◆ **Written exercise**: Retype every entry word for word.

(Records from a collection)
########################################

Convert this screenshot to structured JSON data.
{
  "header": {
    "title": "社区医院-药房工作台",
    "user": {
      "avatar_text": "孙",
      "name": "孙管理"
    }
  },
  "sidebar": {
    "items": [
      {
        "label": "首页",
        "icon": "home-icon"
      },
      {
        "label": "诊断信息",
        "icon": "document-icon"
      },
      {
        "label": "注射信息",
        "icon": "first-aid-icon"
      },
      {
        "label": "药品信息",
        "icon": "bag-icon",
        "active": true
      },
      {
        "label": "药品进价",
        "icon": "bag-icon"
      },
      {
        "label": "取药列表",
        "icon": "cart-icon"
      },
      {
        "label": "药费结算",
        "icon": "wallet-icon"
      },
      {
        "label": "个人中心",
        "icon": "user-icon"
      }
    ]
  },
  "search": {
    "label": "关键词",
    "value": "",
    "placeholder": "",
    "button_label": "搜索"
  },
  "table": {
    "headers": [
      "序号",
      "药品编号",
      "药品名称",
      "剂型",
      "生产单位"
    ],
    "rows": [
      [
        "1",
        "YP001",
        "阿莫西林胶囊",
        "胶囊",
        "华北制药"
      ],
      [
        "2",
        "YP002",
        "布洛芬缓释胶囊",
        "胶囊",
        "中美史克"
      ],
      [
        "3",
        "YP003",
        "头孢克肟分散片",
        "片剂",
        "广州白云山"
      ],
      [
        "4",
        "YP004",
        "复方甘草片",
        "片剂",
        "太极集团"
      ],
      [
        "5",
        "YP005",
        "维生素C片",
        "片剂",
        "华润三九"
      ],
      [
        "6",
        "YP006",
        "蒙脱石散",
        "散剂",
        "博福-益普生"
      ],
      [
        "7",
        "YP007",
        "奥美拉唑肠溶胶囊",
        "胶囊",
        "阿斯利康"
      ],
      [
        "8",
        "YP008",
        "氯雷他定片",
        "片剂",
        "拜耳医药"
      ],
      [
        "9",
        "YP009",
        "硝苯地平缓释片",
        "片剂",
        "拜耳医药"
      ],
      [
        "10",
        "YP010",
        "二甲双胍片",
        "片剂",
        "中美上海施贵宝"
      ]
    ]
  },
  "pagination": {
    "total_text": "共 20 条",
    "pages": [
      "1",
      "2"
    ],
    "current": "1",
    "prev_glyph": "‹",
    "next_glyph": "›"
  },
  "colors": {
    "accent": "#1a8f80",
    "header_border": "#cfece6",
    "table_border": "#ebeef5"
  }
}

########################################

◆ **Result of the task**:
Convert this screenshot to structured JSON data.
{
  "header": {
    "title": "社区医院-药房工作台",
    "user": {
      "avatar_text": "孙",
      "name": "孙管理"
    }
  },
  "sidebar": {
    "items": [
      {
        "label": "首页",
        "icon": "home-icon"
      },
      {
        "label": "诊断信息",
        "icon": "document-icon"
      },
      {
        "label": "注射信息",
        "icon": "first-aid-icon"
      },
      {
        "label": "药品信息",
        "icon": "bag-icon",
        "active": true
      },
      {
        "label": "药品进价",
        "icon": "bag-icon"
      },
      {
        "label": "取药列表",
        "icon": "cart-icon"
      },
      {
        "label": "药费结算",
        "icon": "wallet-icon"
      },
      {
        "label": "个人中心",
        "icon": "user-icon"
      }
    ]
  },
  "search": {
    "label": "关键词",
    "value": "",
    "placeholder": "",
    "button_label": "搜索"
  },
  "table": {
    "headers": [
      "序号",
      "药品编号",
      "药品名称",
      "剂型",
      "生产单位"
    ],
    "rows": [
      [
        "1",
        "YP001",
        "阿莫西林胶囊",
        "胶囊",
        "华北制药"
      ],
      [
        "2",
        "YP002",
        "布洛芬缓释胶囊",
        "胶囊",
        "中美史克"
      ],
      [
        "3",
        "YP003",
        "头孢克肟分散片",
        "片剂",
        "广州白云山"
      ],
      [
        "4",
        "YP004",
        "复方甘草片",
        "片剂",
        "太极集团"
      ],
      [
        "5",
        "YP005",
        "维生素C片",
        "片剂",
        "华润三九"
      ],
      [
        "6",
        "YP006",
        "蒙脱石散",
        "散剂",
        "博福-益普生"
      ],
      [
        "7",
        "YP007",
        "奥美拉唑肠溶胶囊",
        "胶囊",
        "阿斯利康"
      ],
      [
        "8",
        "YP008",
        "氯雷他定片",
        "片剂",
        "拜耳医药"
      ],
      [
        "9",
        "YP009",
        "硝苯地平缓释片",
        "片剂",
        "拜耳医药"
      ],
      [
        "10",
        "YP010",
        "二甲双胍片",
        "片剂",
        "中美上海施贵宝"
      ]
    ]
  },
  "pagination": {
    "total_text": "共 20 条",
    "pages": [
      "1",
      "2"
    ],
    "current": "1",
    "prev_glyph": "‹",
    "next_glyph": "›"
  },
  "colors": {
    "accent": "#1a8f80",
    "header_border": "#cfece6",
    "table_border": "#ebeef5"
  }
}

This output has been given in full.